* BEGIN RECORDS FOR THIS TASK *

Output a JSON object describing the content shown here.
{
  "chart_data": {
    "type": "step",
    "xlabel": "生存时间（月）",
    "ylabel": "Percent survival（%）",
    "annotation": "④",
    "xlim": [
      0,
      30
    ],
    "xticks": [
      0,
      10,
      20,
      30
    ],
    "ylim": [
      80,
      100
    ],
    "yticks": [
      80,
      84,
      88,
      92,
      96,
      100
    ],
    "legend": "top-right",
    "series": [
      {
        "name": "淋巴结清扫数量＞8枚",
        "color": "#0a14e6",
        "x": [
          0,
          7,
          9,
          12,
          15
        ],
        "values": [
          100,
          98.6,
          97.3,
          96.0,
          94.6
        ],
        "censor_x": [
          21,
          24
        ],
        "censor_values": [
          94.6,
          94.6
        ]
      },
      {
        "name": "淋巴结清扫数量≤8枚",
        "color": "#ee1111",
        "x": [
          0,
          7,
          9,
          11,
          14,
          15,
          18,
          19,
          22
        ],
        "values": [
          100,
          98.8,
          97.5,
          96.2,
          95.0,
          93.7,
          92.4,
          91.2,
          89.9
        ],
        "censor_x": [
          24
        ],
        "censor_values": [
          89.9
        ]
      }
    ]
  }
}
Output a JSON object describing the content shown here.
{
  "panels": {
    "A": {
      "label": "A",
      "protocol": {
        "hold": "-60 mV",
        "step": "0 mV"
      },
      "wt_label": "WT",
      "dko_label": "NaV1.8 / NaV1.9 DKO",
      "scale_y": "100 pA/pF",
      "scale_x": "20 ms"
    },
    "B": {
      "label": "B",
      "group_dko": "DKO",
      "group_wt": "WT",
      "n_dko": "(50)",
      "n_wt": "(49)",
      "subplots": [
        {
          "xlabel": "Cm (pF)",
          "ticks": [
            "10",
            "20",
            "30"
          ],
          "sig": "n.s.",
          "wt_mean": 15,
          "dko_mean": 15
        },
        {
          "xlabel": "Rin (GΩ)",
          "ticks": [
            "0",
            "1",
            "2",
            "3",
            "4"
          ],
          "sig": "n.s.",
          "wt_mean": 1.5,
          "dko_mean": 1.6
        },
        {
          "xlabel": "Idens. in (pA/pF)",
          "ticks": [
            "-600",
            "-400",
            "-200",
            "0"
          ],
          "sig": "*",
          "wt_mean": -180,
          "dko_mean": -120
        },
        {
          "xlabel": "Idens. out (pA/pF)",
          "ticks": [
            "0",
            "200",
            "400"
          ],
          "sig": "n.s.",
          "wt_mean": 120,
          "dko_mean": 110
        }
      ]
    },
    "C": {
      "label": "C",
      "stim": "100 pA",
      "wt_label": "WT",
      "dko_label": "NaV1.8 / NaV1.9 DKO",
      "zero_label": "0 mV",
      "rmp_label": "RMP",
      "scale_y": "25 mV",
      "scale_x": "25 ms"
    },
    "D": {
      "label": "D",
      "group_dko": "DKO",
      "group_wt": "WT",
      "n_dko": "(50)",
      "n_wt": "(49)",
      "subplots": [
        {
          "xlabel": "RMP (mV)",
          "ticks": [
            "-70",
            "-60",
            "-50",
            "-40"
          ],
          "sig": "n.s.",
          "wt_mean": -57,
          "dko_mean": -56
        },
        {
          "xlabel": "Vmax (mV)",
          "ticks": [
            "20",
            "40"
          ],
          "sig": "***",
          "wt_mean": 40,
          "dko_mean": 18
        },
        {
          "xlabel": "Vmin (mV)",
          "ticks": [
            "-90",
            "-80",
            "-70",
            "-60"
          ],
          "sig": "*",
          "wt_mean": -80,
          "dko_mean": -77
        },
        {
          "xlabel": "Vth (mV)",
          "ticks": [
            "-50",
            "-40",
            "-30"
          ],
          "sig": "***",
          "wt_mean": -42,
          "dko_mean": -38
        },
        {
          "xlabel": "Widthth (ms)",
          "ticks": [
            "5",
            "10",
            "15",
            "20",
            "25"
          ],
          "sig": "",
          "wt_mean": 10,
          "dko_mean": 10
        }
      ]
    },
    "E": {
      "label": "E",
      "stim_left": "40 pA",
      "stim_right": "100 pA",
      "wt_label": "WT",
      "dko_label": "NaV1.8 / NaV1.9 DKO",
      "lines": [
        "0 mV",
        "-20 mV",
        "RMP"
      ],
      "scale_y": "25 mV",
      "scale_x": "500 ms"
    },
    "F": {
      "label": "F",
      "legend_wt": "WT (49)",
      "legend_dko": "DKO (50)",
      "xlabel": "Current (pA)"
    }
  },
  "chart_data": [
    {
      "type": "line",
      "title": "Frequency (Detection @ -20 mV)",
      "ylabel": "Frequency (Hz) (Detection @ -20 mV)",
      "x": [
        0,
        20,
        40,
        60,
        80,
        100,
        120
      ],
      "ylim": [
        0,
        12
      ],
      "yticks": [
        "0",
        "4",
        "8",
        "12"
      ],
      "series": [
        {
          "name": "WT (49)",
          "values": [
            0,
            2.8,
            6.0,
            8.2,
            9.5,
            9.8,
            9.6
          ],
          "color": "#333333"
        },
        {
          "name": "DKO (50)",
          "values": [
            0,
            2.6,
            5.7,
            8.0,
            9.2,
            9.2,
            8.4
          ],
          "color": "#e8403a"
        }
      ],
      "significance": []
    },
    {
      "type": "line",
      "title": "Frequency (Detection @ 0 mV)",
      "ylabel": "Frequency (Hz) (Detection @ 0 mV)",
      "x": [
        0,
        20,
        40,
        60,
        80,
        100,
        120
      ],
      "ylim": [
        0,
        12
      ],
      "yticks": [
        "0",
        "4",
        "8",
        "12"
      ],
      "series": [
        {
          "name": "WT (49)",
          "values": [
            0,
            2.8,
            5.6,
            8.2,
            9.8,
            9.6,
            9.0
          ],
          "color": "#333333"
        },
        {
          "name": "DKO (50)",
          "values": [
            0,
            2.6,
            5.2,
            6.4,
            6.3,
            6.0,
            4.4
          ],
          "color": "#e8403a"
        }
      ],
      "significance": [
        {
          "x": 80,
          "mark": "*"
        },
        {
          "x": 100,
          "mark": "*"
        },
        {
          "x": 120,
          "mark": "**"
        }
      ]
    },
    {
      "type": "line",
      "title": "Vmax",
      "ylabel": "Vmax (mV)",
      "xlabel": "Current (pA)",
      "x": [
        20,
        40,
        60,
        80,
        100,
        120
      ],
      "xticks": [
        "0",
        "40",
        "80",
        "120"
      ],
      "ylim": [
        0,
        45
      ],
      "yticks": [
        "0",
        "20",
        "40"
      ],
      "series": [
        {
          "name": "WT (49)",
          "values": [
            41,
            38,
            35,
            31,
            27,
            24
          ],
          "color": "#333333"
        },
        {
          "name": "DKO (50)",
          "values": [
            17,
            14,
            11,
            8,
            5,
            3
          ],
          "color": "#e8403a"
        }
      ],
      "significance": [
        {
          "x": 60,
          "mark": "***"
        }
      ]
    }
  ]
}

* END RECORDS FOR THIS TASK *

### WHAT YOU HAVE TO DO:
Copy every line verbatim.

### RESULT FOR THIS EXERCISE:
Output a JSON object describing the content shown here.
{
  "chart_data": {
    "type": "step",
    "xlabel": "生存时间（月）",
    "ylabel": "Percent survival（%）",
    "annotation": "④",
    "xlim": [
      0,
      30
    ],
    "xticks": [
      0,
      10,
      20,
      30
    ],
    "ylim": [
      80,
      100
    ],
    "yticks": [
      80,
      84,
      88,
      92,
      96,
      100
    ],
    "legend": "top-right",
    "series": [
      {
        "name": "淋巴结清扫数量＞8枚",
        "color": "#0a14e6",
        "x": [
          0,
          7,
          9,
          12,
          15
        ],
        "values": [
          100,
          98.6,
          97.3,
          96.0,
          94.6
        ],
        "censor_x": [
          21,
          24
        ],
        "censor_values": [
          94.6,
          94.6
        ]
      },
      {
        "name": "淋巴结清扫数量≤8枚",
        "color": "#ee1111",
        "x": [
          0,
          7,
          9,
          11,
          14,
          15,
          18,
          19,
          22
        ],
        "values": [
          100,
          98.8,
          97.5,
          96.2,
          95.0,
          93.7,
          92.4,
          91.2,
          89.9
        ],
        "censor_x": [
          24
        ],
        "censor_values": [
          89.9
        ]
      }
    ]
  }
}
Output a JSON object describing the content shown here.
{
  "panels": {
    "A": {
      "label": "A",
      "protocol": {
        "hold": "-60 mV",
        "step": "0 mV"
      },
      "wt_label": "WT",
      "dko_label": "NaV1.8 / NaV1.9 DKO",
      "scale_y": "100 pA/pF",
      "scale_x": "20 ms"
    },
    "B": {
      "label": "B",
      "group_dko": "DKO",
      "group_wt": "WT",
      "n_dko": "(50)",
      "n_wt": "(49)",
      "subplots": [
        {
          "xlabel": "Cm (pF)",
          "ticks": [
            "10",
            "20",
            "30"
          ],
          "sig": "n.s.",
          "wt_mean": 15,
          "dko_mean": 15
        },
        {
          "xlabel": "Rin (GΩ)",
          "ticks": [
            "0",
            "1",
            "2",
            "3",
            "4"
          ],
          "sig": "n.s.",
          "wt_mean": 1.5,
          "dko_mean": 1.6
        },
        {
          "xlabel": "Idens. in (pA/pF)",
          "ticks": [
            "-600",
            "-400",
            "-200",
            "0"
          ],
          "sig": "*",
          "wt_mean": -180,
          "dko_mean": -120
        },
        {
          "xlabel": "Idens. out (pA/pF)",
          "ticks": [
            "0",
            "200",
            "400"
          ],
          "sig": "n.s.",
          "wt_mean": 120,
          "dko_mean": 110
        }
      ]
    },
    "C": {
      "label": "C",
      "stim": "100 pA",
      "wt_label": "WT",
      "dko_label": "NaV1.8 / NaV1.9 DKO",
      "zero_label": "0 mV",
      "rmp_label": "RMP",
      "scale_y": "25 mV",
      "scale_x": "25 ms"
    },
    "D": {
      "label": "D",
      "group_dko": "DKO",
      "group_wt": "WT",
      "n_dko": "(50)",
      "n_wt": "(49)",
      "subplots": [
        {
          "xlabel": "RMP (mV)",
          "ticks": [
            "-70",
            "-60",
            "-50",
            "-40"
          ],
          "sig": "n.s.",
          "wt_mean": -57,
          "dko_mean": -56
        },
        {
          "xlabel": "Vmax (mV)",
          "ticks": [
            "20",
            "40"
          ],
          "sig": "***",
          "wt_mean": 40,
          "dko_mean": 18
        },
        {
          "xlabel": "Vmin (mV)",
          "ticks": [
            "-90",
            "-80",
            "-70",
            "-60"
          ],
          "sig": "*",
          "wt_mean": -80,
          "dko_mean": -77
        },
        {
          "xlabel": "Vth (mV)",
          "ticks": [
            "-50",
            "-40",
            "-30"
          ],
          "sig": "***",
          "wt_mean": -42,
          "dko_mean": -38
        },
        {
          "xlabel": "Widthth (ms)",
          "ticks": [
            "5",
            "10",
            "15",
            "20",
            "25"
          ],
          "sig": "",
          "wt_mean": 10,
          "dko_mean": 10
        }
      ]
    },
    "E": {
      "label": "E",
      "stim_left": "40 pA",
      "stim_right": "100 pA",
      "wt_label": "WT",
      "dko_label": "NaV1.8 / NaV1.9 DKO",
      "lines": [
        "0 mV",
        "-20 mV",
        "RMP"
      ],
      "scale_y": "25 mV",
      "scale_x": "500 ms"
    },
    "F": {
      "label": "F",
      "legend_wt": "WT (49)",
      "legend_dko": "DKO (50)",
      "xlabel": "Current (pA)"
    }
  },
  "chart_data": [
    {
      "type": "line",
      "title": "Frequency (Detection @ -20 mV)",
      "ylabel": "Frequency (Hz) (Detection @ -20 mV)",
      "x": [
        0,
        20,
        40,
        60,
        80,
        100,
        120
      ],
      "ylim": [
        0,
        12
      ],
      "yticks": [
        "0",
        "4",
        "8",
        "12"
      ],
      "series": [
        {
          "name": "WT (49)",
          "values": [
            0,
            2.8,
            6.0,
            8.2,
            9.5,
            9.8,
            9.6
          ],
          "color": "#333333"
        },
        {
          "name": "DKO (50)",
          "values": [
            0,
            2.6,
            5.7,
            8.0,
            9.2,
            9.2,
            8.4
          ],
          "color": "#e8403a"
        }
      ],
      "significance": []
    },
    {
      "type": "line",
      "title": "Frequency (Detection @ 0 mV)",
      "ylabel": "Frequency (Hz) (Detection @ 0 mV)",
      "x": [
        0,
        20,
        40,
        60,
        80,
        100,
        120
      ],
      "ylim": [
        0,
        12
      ],
      "yticks": [
        "0",
        "4",
        "8",
        "12"
      ],
      "series": [
        {
          "name": "WT (49)",
          "values": [
            0,
            2.8,
            5.6,
            8.2,
            9.8,
            9.6,
            9.0
          ],
          "color": "#333333"
        },
        {
          "name": "DKO (50)",
          "values": [
            0,
            2.6,
            5.2,
            6.4,
            6.3,
            6.0,
            4.4
          ],
          "color": "#e8403a"
        }
      ],
      "significance": [
        {
          "x": 80,
          "mark": "*"
        },
        {
          "x": 100,
          "mark": "*"
        },
        {
          "x": 120,
          "mark": "**"
        }
      ]
    },
    {
      "type": "line",
      "title": "Vmax",
      "ylabel": "Vmax (mV)",
      "xlabel": "Current (pA)",
      "x": [
        20,
        40,
        60,
        80,
        100,
        120
      ],
      "xticks": [
        "0",
        "40",
        "80",
        "120"
      ],
      "ylim": [
        0,
        45
      ],
      "yticks": [
        "0",
        "20",
        "40"
      ],
      "series": [
        {
          "name": "WT (49)",
          "values": [
            41,
            38,
            35,
            31,
            27,
            24
          ],
          "color": "#333333"
        },
        {
          "name": "DKO (50)",
          "values": [
            17,
            14,
            11,
            8,
            5,
            3
          ],
          "color": "#e8403a"
        }
      ],
      "significance": [
        {
          "x": 60,
          "mark": "***"
        }
      ]
    }
  ]
}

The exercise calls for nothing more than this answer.